== Given records ==

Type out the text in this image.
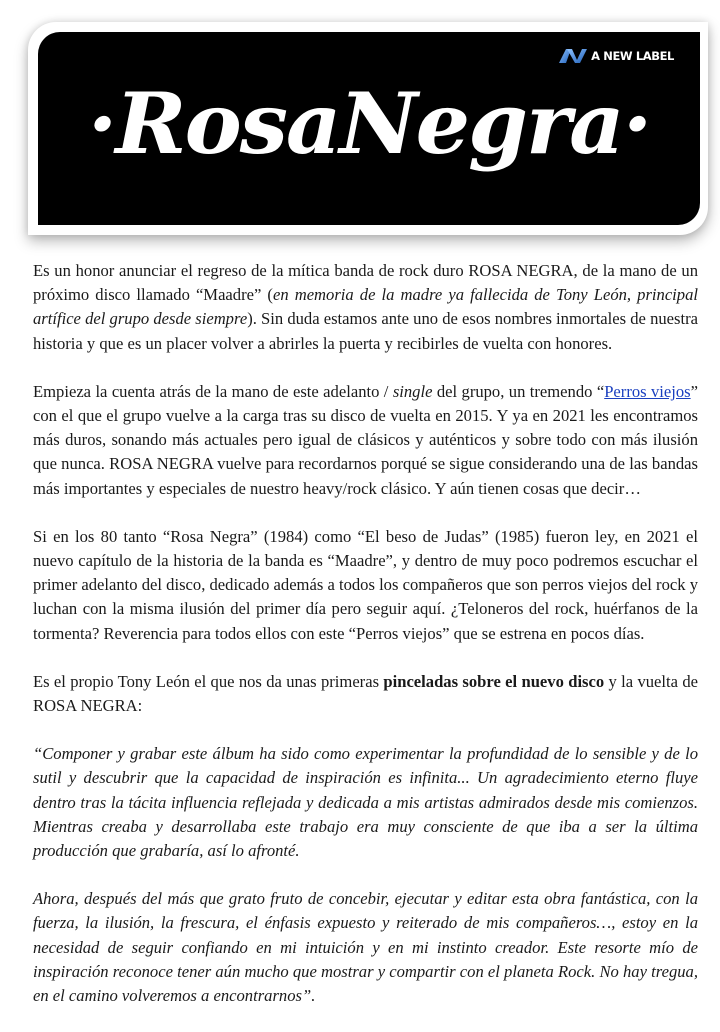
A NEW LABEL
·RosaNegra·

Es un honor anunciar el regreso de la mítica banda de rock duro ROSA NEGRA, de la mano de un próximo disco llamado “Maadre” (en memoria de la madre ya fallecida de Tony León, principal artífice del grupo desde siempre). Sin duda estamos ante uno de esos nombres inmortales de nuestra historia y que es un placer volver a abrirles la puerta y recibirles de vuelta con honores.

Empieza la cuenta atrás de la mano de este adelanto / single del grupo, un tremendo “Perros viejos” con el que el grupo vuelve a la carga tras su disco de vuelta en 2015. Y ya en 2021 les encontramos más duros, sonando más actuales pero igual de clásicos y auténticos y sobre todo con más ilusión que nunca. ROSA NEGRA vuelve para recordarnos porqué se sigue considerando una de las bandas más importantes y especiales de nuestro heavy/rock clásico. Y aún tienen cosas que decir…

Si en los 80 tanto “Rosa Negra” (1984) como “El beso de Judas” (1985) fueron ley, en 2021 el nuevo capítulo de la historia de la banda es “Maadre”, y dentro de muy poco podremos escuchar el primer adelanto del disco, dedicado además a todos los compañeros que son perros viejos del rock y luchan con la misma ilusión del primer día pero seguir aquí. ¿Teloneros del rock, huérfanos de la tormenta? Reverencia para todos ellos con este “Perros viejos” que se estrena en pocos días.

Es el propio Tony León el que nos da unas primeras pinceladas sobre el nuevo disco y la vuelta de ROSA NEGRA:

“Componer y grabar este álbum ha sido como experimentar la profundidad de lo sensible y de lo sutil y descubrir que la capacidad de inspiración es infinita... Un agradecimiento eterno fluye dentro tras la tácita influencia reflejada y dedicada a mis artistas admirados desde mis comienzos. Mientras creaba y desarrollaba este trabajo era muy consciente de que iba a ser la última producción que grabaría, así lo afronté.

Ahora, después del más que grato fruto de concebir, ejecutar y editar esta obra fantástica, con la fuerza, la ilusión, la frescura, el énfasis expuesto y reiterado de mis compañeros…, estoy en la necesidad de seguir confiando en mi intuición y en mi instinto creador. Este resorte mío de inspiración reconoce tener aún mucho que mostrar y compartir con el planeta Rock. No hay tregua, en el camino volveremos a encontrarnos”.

===
== Given records ==

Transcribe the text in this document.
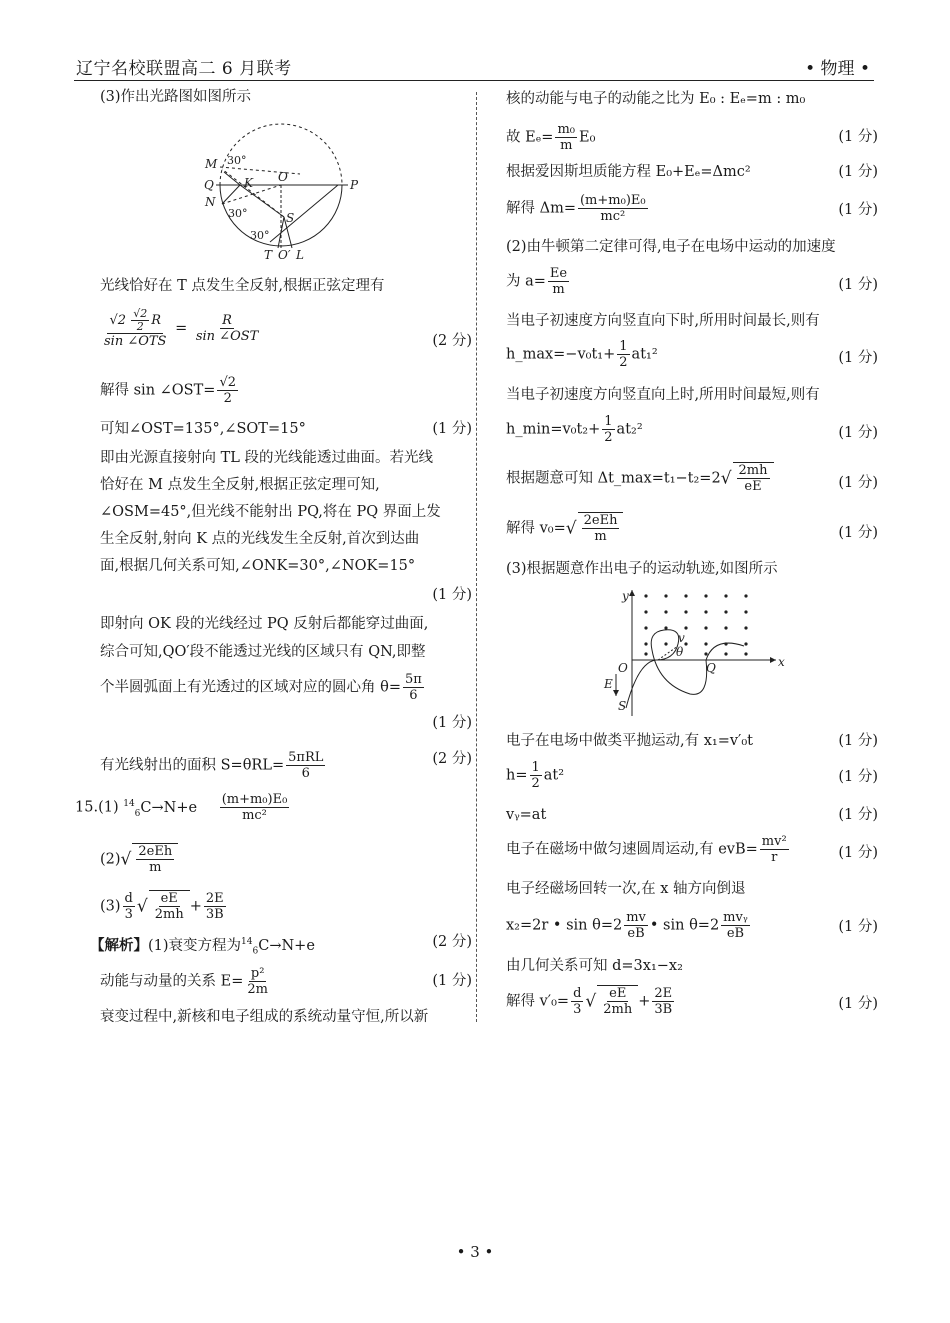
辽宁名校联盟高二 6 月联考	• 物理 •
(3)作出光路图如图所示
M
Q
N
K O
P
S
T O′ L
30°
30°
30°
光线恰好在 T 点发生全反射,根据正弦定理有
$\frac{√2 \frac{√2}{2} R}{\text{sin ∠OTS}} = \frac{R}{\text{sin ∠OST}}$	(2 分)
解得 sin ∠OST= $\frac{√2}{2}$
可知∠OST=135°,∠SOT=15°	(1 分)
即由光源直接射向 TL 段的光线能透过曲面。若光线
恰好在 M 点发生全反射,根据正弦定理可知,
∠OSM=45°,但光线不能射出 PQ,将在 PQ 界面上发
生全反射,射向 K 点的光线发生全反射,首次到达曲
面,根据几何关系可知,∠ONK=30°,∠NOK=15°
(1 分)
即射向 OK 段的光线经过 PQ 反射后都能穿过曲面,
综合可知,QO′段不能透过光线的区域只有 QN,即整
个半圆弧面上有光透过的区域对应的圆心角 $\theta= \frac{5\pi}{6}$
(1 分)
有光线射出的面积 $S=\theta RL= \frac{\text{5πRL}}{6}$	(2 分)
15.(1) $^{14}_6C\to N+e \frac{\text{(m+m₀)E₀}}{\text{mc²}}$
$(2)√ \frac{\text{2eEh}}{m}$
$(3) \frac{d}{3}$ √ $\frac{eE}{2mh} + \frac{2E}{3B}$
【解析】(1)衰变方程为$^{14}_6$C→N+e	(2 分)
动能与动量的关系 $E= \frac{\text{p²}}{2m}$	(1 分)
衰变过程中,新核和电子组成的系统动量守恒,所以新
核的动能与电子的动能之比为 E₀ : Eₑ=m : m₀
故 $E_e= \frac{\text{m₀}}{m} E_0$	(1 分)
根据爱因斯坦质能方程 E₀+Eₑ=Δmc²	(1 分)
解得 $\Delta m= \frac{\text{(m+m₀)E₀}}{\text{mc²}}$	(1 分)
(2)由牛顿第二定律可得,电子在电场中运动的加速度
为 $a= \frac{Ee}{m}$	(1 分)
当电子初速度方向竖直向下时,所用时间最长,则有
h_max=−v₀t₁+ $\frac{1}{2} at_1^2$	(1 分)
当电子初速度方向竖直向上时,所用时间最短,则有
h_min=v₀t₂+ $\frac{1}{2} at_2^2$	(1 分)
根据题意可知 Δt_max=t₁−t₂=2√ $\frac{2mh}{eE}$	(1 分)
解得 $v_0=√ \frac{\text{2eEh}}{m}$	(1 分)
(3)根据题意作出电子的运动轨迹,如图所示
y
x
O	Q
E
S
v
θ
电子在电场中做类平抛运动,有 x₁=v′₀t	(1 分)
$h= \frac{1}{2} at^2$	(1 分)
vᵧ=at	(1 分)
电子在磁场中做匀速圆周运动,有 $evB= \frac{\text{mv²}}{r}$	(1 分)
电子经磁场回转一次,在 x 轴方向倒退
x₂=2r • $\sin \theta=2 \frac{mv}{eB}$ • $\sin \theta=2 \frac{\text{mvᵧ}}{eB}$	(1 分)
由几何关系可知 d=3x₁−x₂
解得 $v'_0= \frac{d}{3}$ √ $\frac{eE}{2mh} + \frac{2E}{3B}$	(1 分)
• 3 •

===

Gather and return every line that holds the string "sobre".

**Result below**
Empieza la cuenta atrás de la mano de este adelanto / single del grupo, un tremendo “Perros viejos” con el que el grupo vuelve a la carga tras su disco de vuelta en 2015. Y ya en 2021 les encontramos más duros, sonando más actuales pero igual de clásicos y auténticos y sobre todo con más ilusión que nunca. ROSA NEGRA vuelve para recordarnos porqué se sigue considerando una de las bandas más importantes y especiales de nuestro heavy/rock clásico. Y aún tienen cosas que decir…
Es el propio Tony León el que nos da unas primeras pinceladas sobre el nuevo disco y la vuelta de ROSA NEGRA:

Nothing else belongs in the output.